### GIVEN EXERCISE:
In the entries below, find the lines that contain the word "header" and copy them.

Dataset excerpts
-*-*-
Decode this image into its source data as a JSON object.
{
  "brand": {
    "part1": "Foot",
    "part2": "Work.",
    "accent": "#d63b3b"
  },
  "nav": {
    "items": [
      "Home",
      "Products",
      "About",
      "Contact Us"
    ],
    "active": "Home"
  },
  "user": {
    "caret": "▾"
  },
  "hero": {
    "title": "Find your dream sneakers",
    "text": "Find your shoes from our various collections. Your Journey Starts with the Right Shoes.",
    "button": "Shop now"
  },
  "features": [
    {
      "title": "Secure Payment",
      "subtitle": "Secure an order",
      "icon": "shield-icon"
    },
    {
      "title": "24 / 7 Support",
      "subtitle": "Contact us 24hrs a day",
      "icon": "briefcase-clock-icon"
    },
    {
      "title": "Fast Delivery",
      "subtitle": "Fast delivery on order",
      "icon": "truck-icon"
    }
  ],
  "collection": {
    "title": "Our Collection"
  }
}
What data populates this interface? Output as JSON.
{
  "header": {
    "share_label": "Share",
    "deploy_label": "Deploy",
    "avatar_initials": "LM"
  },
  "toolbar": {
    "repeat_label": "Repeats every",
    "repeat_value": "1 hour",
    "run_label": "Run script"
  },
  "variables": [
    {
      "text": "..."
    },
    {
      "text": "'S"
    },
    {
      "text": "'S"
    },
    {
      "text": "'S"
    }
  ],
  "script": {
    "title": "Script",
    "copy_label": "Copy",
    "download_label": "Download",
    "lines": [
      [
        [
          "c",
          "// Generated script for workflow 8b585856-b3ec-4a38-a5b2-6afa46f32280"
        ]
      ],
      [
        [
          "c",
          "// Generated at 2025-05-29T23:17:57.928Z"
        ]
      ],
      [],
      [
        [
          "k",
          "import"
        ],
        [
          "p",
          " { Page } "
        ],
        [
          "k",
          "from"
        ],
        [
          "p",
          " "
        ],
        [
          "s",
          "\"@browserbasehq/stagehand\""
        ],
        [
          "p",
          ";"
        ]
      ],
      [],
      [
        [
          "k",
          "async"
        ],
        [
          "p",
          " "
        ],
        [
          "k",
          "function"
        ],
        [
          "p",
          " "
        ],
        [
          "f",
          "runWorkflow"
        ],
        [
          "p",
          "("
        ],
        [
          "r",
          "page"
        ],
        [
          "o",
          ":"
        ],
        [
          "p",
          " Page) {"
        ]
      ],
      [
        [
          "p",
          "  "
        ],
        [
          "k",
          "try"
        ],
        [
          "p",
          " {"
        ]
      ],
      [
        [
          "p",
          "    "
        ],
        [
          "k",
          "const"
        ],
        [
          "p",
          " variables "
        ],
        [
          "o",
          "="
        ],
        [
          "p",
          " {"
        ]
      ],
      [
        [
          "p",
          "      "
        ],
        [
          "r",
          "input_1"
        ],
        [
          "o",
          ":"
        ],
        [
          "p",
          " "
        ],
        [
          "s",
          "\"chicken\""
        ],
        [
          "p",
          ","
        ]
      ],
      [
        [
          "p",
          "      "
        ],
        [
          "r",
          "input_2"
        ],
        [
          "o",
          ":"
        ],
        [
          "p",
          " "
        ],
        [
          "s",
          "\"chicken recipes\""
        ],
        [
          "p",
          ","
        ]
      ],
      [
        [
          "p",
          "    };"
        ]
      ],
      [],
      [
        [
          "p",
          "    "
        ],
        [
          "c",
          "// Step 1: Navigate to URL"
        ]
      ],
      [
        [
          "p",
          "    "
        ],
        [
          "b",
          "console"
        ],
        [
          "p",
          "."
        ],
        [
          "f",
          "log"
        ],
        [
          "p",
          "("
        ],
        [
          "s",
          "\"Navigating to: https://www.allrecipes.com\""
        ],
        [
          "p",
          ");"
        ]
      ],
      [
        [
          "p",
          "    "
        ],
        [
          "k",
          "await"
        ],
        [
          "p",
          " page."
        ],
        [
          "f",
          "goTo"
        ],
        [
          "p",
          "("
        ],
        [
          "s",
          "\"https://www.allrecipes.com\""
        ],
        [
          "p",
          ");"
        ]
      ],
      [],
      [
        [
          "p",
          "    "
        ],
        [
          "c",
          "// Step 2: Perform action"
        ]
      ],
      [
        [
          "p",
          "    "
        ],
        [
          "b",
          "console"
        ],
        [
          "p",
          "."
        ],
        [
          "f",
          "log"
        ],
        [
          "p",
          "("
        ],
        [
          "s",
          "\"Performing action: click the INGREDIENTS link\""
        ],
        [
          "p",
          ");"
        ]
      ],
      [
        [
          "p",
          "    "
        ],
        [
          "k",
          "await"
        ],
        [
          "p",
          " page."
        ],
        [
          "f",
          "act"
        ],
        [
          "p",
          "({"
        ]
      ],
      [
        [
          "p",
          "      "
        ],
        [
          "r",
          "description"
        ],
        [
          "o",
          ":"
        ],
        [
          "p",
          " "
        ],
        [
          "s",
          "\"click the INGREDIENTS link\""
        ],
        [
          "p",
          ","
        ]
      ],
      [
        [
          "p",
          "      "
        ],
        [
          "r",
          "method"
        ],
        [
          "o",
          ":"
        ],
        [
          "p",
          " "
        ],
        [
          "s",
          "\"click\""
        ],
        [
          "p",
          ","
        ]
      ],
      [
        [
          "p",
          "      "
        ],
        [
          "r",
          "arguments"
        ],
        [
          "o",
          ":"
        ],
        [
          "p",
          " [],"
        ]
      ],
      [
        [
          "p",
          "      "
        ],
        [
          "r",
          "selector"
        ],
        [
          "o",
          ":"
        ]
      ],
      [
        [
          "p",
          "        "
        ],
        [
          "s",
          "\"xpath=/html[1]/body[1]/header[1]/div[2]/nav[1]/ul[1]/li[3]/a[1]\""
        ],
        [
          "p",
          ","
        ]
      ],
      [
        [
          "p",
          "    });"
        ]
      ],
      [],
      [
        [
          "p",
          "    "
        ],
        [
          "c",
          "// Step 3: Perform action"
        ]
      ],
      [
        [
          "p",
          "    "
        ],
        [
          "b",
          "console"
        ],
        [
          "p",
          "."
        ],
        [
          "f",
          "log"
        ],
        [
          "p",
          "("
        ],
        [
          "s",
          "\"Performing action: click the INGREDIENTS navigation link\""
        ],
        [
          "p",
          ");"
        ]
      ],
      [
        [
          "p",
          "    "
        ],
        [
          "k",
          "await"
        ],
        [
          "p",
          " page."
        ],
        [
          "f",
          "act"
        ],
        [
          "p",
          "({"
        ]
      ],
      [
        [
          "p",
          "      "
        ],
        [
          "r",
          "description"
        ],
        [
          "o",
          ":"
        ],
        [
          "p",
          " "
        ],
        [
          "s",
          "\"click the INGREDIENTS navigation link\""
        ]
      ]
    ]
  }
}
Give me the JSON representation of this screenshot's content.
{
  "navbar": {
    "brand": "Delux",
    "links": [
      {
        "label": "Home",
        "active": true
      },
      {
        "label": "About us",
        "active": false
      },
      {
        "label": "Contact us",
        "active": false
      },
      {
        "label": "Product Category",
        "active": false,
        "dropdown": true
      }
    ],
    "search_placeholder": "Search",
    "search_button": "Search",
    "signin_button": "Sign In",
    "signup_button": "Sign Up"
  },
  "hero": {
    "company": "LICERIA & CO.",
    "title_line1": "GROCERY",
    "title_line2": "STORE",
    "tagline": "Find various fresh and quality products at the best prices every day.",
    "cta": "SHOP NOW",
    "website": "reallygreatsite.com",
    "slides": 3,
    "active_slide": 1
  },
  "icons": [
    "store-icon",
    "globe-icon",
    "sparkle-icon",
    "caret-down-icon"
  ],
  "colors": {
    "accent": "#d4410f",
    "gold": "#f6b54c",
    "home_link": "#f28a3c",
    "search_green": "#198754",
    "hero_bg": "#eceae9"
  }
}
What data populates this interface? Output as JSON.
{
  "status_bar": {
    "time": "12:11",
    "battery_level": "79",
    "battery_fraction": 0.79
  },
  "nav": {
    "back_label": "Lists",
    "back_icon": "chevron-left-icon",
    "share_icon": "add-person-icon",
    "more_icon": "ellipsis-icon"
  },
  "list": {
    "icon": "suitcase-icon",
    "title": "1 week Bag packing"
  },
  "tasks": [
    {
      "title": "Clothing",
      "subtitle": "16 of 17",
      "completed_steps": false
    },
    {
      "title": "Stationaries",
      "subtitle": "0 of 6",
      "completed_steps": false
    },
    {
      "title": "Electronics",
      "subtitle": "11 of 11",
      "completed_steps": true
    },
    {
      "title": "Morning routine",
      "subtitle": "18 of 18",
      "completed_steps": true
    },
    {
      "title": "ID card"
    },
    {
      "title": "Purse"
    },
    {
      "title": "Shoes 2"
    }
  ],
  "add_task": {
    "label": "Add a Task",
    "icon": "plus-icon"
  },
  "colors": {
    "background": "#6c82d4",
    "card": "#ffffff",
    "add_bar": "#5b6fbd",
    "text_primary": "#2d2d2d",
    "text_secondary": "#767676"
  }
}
-*-*-
### SOLUTION TO THIS TASK:
  "header": {
          "\"xpath=/html[1]/body[1]/header[1]/div[2]/nav[1]/ul[1]/li[3]/a[1]\""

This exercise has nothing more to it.